start LISTED RECORDS

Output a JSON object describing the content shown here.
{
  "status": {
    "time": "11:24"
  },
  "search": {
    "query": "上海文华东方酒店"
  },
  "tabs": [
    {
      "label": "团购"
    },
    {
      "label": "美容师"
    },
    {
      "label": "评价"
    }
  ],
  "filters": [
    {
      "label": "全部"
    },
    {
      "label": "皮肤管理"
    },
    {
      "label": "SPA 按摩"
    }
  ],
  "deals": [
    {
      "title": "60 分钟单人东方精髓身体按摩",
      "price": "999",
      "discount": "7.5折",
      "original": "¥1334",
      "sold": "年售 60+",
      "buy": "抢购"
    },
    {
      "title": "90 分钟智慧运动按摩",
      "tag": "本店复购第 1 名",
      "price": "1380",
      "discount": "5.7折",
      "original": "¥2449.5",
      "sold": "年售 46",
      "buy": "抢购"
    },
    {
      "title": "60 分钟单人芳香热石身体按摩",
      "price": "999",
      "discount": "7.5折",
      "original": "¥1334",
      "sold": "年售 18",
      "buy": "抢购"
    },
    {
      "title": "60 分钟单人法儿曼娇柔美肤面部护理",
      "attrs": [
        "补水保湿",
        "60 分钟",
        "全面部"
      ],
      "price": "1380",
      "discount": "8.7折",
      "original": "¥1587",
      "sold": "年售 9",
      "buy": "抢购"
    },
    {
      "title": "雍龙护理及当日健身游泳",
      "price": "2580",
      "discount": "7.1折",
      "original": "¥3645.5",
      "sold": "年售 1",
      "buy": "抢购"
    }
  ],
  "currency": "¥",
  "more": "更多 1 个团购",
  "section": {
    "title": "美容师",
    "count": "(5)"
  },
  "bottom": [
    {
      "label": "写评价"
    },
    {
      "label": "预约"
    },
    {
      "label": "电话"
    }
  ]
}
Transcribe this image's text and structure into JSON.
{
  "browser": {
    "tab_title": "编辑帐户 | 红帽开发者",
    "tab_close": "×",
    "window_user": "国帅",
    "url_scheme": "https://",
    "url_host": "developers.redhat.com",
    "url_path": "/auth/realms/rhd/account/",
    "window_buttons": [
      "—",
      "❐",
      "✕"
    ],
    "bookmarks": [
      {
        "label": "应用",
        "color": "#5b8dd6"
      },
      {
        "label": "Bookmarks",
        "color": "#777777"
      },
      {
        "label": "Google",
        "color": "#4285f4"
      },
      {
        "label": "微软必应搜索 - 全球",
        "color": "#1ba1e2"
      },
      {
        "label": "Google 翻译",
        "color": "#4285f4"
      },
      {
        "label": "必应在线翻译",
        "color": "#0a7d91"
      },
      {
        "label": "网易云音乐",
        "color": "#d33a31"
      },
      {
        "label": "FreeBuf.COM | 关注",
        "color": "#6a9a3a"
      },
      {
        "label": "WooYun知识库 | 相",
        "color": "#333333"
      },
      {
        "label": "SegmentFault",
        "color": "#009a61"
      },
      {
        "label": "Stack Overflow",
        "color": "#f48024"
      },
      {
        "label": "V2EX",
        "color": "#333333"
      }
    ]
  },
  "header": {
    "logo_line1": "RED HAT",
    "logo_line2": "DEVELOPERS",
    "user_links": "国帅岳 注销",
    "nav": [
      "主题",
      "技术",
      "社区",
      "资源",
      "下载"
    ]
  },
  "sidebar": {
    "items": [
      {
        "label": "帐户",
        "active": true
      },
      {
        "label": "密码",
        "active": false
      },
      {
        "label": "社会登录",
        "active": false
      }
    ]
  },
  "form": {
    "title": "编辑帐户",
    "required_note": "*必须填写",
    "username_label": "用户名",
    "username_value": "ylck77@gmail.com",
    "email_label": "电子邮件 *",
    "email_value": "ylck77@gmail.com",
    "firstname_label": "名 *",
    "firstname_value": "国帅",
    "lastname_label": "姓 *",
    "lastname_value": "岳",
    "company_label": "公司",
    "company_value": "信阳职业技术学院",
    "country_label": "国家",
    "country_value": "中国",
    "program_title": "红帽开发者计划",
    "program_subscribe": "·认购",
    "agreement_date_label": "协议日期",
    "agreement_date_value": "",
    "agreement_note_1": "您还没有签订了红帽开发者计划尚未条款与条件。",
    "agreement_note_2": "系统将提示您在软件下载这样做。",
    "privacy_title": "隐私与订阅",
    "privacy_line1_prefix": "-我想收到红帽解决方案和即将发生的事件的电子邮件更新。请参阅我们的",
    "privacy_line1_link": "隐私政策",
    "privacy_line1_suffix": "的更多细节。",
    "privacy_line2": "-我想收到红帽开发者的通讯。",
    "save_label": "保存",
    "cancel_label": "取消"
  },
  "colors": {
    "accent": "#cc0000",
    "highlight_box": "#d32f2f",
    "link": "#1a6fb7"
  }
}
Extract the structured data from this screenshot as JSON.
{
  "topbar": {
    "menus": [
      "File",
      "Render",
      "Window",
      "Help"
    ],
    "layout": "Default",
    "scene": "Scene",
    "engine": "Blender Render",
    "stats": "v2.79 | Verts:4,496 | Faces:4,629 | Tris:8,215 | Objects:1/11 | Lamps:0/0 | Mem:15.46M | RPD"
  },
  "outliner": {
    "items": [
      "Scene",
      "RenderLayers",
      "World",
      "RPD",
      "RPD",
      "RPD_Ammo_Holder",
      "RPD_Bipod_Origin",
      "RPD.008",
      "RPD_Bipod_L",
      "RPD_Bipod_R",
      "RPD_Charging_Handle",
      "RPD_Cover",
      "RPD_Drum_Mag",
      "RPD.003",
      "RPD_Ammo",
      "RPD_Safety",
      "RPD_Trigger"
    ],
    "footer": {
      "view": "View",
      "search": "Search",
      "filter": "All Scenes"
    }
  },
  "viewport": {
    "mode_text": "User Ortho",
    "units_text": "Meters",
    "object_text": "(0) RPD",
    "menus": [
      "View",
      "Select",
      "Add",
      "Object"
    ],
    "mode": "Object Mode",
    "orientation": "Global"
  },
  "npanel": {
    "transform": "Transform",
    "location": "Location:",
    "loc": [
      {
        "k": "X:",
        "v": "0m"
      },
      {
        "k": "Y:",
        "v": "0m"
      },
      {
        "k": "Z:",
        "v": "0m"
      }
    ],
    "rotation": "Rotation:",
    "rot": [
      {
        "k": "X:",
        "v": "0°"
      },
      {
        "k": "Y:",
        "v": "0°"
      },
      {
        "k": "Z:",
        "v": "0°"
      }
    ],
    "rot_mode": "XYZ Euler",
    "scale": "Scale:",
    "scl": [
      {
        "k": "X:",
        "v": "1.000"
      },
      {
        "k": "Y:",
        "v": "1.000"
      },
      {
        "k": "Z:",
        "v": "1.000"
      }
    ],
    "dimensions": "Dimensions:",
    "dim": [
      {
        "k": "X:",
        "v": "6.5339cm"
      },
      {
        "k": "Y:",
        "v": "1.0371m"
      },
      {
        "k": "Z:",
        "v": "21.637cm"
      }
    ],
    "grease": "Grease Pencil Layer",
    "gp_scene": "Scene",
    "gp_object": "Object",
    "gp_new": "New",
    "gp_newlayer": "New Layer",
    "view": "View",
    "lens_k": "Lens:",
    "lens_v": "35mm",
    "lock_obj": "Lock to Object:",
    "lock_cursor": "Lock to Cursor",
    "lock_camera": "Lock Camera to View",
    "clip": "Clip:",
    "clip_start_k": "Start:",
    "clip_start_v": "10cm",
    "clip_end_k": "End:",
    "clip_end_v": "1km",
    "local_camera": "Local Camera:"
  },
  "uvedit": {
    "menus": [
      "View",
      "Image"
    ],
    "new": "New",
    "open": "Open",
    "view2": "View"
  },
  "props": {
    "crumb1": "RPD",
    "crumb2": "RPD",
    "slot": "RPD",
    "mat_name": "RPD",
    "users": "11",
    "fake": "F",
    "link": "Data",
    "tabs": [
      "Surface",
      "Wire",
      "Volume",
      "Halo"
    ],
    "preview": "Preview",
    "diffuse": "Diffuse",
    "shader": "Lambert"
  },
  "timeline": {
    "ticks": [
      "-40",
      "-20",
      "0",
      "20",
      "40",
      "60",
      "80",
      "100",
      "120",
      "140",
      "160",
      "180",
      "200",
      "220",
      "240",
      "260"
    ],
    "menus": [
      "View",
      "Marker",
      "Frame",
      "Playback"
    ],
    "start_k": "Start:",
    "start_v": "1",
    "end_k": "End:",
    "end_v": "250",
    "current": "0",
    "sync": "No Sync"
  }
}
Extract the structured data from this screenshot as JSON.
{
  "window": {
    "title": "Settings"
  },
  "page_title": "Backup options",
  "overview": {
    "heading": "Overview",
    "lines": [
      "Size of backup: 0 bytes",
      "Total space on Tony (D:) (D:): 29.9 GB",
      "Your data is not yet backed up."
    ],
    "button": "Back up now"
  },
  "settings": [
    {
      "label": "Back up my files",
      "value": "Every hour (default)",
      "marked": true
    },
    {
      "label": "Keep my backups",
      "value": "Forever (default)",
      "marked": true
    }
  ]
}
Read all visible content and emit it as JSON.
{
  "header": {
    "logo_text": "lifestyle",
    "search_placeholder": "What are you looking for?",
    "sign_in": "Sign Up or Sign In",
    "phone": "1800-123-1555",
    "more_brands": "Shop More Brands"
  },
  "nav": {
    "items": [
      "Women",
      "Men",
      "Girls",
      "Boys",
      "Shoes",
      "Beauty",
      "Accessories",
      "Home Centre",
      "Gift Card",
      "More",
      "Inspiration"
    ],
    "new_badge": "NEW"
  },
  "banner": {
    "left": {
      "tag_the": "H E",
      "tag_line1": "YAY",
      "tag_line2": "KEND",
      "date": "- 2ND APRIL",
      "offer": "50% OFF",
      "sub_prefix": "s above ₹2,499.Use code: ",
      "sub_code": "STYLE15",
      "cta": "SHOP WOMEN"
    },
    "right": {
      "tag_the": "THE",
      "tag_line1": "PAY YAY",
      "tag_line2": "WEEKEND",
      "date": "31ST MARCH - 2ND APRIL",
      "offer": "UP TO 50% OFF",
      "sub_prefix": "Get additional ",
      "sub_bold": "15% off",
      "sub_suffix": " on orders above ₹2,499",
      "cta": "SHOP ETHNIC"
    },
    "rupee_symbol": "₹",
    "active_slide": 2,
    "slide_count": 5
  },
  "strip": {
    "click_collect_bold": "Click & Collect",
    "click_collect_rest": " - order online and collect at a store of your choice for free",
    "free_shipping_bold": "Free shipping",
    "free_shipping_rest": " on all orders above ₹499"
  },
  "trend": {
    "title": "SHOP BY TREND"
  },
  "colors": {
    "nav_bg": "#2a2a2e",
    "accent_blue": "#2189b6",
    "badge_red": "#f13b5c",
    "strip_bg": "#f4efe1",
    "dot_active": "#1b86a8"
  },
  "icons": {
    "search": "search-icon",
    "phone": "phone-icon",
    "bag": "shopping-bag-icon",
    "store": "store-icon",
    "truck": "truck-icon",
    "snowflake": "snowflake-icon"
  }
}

end LISTED RECORDS

WHAT YOU NEED TO DO:
Filter the records, keeping only lines that contain "APRIL", and show those lines.

EXPECTED OUTPUT:
      "date": "- 2ND APRIL",
      "date": "31ST MARCH - 2ND APRIL",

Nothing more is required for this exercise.